▶ _The request_: Filter these entries so that only lines with the word "Plataforma" remain.

[Data excerpts]

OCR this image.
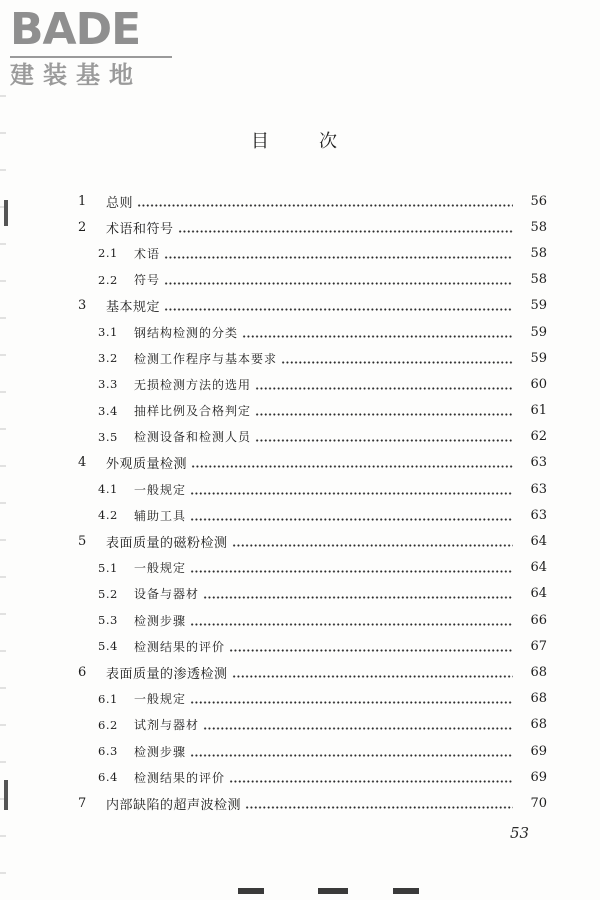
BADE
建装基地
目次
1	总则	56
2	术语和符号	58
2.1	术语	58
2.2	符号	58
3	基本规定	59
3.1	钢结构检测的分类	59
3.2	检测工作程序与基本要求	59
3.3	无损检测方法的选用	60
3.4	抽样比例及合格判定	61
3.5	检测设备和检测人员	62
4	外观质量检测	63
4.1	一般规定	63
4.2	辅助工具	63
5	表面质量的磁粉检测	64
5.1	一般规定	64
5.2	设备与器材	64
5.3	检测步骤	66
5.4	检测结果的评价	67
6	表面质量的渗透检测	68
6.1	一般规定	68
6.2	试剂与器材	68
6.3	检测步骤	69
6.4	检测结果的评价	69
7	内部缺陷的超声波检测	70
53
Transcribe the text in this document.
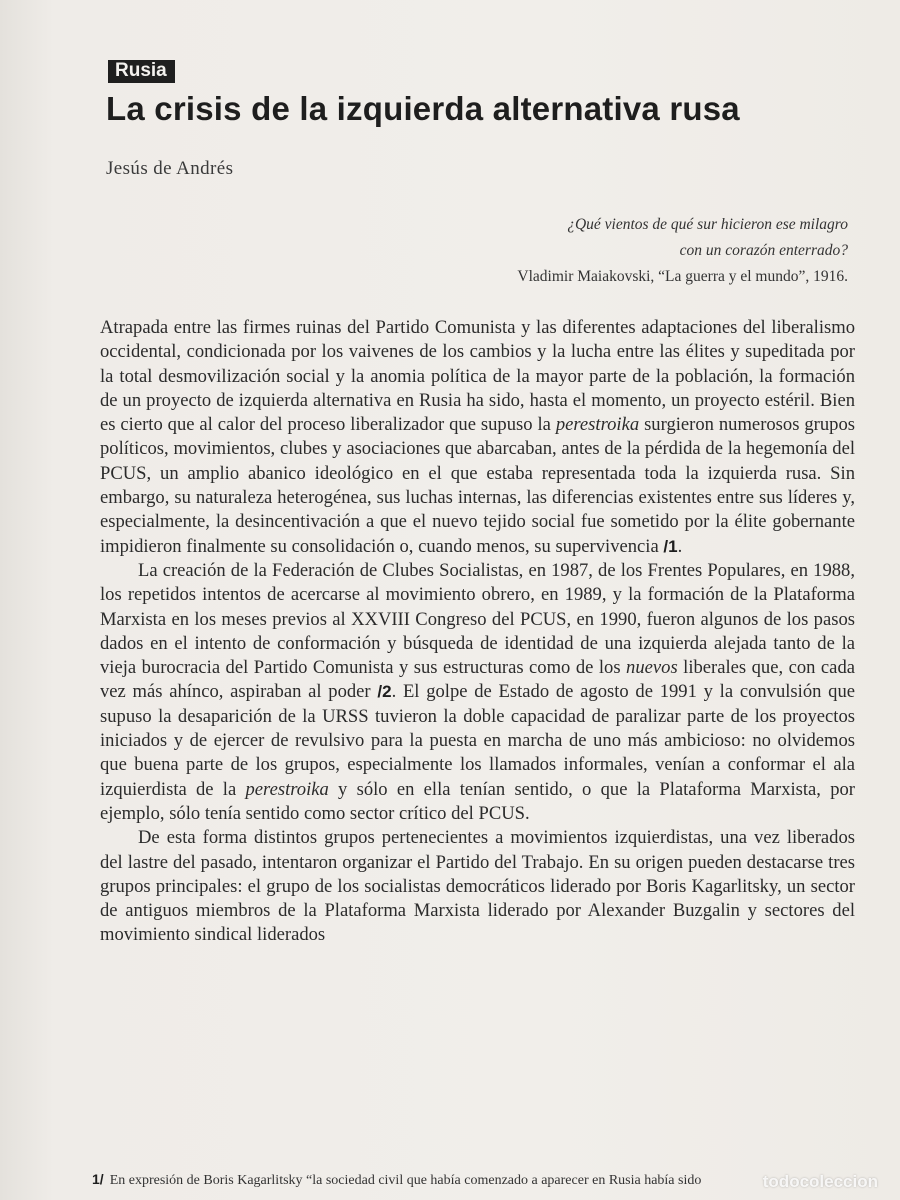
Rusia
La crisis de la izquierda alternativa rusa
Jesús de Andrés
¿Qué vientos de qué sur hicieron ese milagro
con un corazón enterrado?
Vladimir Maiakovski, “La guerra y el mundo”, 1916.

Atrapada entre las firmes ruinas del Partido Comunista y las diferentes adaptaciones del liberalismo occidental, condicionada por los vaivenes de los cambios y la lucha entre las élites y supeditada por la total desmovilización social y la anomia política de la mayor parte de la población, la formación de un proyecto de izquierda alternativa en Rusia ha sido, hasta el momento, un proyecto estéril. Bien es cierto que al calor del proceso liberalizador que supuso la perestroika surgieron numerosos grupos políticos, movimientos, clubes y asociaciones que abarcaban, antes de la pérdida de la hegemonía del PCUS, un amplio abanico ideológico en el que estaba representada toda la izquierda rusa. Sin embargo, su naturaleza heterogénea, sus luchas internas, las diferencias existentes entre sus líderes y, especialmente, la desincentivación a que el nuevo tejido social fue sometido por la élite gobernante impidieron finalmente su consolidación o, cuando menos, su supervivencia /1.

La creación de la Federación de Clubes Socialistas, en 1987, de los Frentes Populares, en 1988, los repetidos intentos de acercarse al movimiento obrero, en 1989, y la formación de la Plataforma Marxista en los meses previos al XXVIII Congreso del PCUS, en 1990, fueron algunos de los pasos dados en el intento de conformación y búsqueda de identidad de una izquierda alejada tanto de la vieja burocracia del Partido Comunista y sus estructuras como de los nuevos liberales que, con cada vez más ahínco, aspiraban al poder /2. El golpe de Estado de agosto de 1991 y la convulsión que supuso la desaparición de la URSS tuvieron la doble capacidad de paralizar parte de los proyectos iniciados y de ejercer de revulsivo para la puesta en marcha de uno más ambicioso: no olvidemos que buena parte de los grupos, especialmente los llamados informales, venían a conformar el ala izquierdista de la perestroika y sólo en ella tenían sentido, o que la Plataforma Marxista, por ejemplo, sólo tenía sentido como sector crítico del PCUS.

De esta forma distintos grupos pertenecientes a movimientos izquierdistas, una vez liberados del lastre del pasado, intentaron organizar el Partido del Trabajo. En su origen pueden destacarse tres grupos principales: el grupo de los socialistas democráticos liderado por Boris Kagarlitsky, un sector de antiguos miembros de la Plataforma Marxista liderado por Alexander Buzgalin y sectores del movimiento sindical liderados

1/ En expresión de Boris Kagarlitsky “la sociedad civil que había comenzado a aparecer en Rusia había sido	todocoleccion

▶ _Worked solution_:
La creación de la Federación de Clubes Socialistas, en 1987, de los Frentes Populares, en 1988, los repetidos intentos de acercarse al movimiento obrero, en 1989, y la formación de la Plataforma Marxista en los meses previos al XXVIII Congreso del PCUS, en 1990, fueron algunos de los pasos dados en el intento de conformación y búsqueda de identidad de una izquierda alejada tanto de la vieja burocracia del Partido Comunista y sus estructuras como de los nuevos liberales que, con cada vez más ahínco, aspiraban al poder /2. El golpe de Estado de agosto de 1991 y la convulsión que supuso la desaparición de la URSS tuvieron la doble capacidad de paralizar parte de los proyectos iniciados y de ejercer de revulsivo para la puesta en marcha de uno más ambicioso: no olvidemos que buena parte de los grupos, especialmente los llamados informales, venían a conformar el ala izquierdista de la perestroika y sólo en ella tenían sentido, o que la Plataforma Marxista, por ejemplo, sólo tenía sentido como sector crítico del PCUS.
De esta forma distintos grupos pertenecientes a movimientos izquierdistas, una vez liberados del lastre del pasado, intentaron organizar el Partido del Trabajo. En su origen pueden destacarse tres grupos principales: el grupo de los socialistas democráticos liderado por Boris Kagarlitsky, un sector de antiguos miembros de la Plataforma Marxista liderado por Alexander Buzgalin y sectores del movimiento sindical liderados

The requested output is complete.